- **EXERCISE BRIEF**: Print, exactly as given, each line of the data from the line containing "Transcribe the text in this document." up to and including its last line.
## start PROVIDED ENTRIES
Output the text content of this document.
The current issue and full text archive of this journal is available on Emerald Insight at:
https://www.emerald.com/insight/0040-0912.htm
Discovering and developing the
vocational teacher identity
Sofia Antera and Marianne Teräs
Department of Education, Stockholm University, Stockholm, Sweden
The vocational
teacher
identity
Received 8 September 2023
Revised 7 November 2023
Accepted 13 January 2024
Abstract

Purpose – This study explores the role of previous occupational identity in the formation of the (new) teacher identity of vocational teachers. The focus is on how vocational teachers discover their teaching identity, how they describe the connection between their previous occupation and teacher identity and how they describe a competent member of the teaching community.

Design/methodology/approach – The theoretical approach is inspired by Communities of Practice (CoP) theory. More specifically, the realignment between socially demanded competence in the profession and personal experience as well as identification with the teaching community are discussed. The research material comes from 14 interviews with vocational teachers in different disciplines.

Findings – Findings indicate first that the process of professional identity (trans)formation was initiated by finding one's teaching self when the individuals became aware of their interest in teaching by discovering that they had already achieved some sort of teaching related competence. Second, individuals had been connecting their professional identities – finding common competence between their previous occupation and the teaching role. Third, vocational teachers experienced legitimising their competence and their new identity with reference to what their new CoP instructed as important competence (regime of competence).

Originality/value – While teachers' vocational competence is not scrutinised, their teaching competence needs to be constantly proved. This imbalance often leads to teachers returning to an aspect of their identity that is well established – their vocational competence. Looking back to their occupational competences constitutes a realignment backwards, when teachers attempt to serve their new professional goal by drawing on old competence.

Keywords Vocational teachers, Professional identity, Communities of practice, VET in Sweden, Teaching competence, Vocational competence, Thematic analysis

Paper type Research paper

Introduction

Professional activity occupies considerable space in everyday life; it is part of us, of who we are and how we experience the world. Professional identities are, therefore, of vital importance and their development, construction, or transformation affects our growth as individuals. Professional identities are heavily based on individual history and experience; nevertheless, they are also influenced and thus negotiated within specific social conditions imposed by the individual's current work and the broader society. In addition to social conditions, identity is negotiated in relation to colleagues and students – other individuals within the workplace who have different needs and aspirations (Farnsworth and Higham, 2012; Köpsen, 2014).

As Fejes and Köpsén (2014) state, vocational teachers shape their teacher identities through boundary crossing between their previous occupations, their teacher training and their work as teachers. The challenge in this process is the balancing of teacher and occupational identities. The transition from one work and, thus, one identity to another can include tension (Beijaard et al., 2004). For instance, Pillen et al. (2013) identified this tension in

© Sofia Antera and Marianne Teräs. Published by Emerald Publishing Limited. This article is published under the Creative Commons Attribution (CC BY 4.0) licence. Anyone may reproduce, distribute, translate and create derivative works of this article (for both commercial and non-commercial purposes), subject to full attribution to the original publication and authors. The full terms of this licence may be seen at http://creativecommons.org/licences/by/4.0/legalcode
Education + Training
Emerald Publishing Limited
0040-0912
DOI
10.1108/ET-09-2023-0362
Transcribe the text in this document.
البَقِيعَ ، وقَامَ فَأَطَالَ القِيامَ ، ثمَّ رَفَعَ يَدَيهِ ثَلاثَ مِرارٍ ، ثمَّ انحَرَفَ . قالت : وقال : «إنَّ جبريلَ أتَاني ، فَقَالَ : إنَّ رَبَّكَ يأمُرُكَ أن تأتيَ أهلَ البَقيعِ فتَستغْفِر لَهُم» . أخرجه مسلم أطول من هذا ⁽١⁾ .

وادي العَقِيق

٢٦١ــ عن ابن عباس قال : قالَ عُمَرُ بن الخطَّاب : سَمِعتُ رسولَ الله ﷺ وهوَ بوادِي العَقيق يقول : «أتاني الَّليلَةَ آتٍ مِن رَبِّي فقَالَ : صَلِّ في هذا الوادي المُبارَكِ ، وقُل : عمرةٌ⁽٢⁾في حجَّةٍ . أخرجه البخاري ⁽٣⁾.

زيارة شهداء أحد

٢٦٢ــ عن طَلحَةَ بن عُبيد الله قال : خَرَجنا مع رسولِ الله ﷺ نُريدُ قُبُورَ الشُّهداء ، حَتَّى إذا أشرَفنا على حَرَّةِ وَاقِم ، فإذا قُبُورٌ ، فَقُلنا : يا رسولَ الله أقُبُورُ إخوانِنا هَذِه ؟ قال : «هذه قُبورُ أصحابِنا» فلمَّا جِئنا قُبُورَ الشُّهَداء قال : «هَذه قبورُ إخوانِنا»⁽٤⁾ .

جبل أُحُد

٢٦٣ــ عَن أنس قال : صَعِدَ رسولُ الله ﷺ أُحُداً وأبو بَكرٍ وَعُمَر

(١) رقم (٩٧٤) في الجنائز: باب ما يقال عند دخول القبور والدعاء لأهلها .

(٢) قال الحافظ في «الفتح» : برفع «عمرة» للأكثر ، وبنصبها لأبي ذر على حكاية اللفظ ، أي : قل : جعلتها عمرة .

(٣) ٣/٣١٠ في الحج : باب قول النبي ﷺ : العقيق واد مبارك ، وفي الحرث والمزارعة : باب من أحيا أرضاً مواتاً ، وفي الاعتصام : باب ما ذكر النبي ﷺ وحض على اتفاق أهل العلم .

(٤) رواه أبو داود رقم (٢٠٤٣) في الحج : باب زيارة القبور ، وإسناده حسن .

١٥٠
## end PROVIDED ENTRIES
- **RESULT FOR THIS TASK**:
Transcribe the text in this document.
البَقِيعَ ، وقَامَ فَأَطَالَ القِيامَ ، ثمَّ رَفَعَ يَدَيهِ ثَلاثَ مِرارٍ ، ثمَّ انحَرَفَ . قالت : وقال : «إنَّ جبريلَ أتَاني ، فَقَالَ : إنَّ رَبَّكَ يأمُرُكَ أن تأتيَ أهلَ البَقيعِ فتَستغْفِر لَهُم» . أخرجه مسلم أطول من هذا ⁽١⁾ .

وادي العَقِيق

٢٦١ــ عن ابن عباس قال : قالَ عُمَرُ بن الخطَّاب : سَمِعتُ رسولَ الله ﷺ وهوَ بوادِي العَقيق يقول : «أتاني الَّليلَةَ آتٍ مِن رَبِّي فقَالَ : صَلِّ في هذا الوادي المُبارَكِ ، وقُل : عمرةٌ⁽٢⁾في حجَّةٍ . أخرجه البخاري ⁽٣⁾.

زيارة شهداء أحد

٢٦٢ــ عن طَلحَةَ بن عُبيد الله قال : خَرَجنا مع رسولِ الله ﷺ نُريدُ قُبُورَ الشُّهداء ، حَتَّى إذا أشرَفنا على حَرَّةِ وَاقِم ، فإذا قُبُورٌ ، فَقُلنا : يا رسولَ الله أقُبُورُ إخوانِنا هَذِه ؟ قال : «هذه قُبورُ أصحابِنا» فلمَّا جِئنا قُبُورَ الشُّهَداء قال : «هَذه قبورُ إخوانِنا»⁽٤⁾ .

جبل أُحُد

٢٦٣ــ عَن أنس قال : صَعِدَ رسولُ الله ﷺ أُحُداً وأبو بَكرٍ وَعُمَر

(١) رقم (٩٧٤) في الجنائز: باب ما يقال عند دخول القبور والدعاء لأهلها .

(٢) قال الحافظ في «الفتح» : برفع «عمرة» للأكثر ، وبنصبها لأبي ذر على حكاية اللفظ ، أي : قل : جعلتها عمرة .

(٣) ٣/٣١٠ في الحج : باب قول النبي ﷺ : العقيق واد مبارك ، وفي الحرث والمزارعة : باب من أحيا أرضاً مواتاً ، وفي الاعتصام : باب ما ذكر النبي ﷺ وحض على اتفاق أهل العلم .

(٤) رواه أبو داود رقم (٢٠٤٣) في الحج : باب زيارة القبور ، وإسناده حسن .

١٥٠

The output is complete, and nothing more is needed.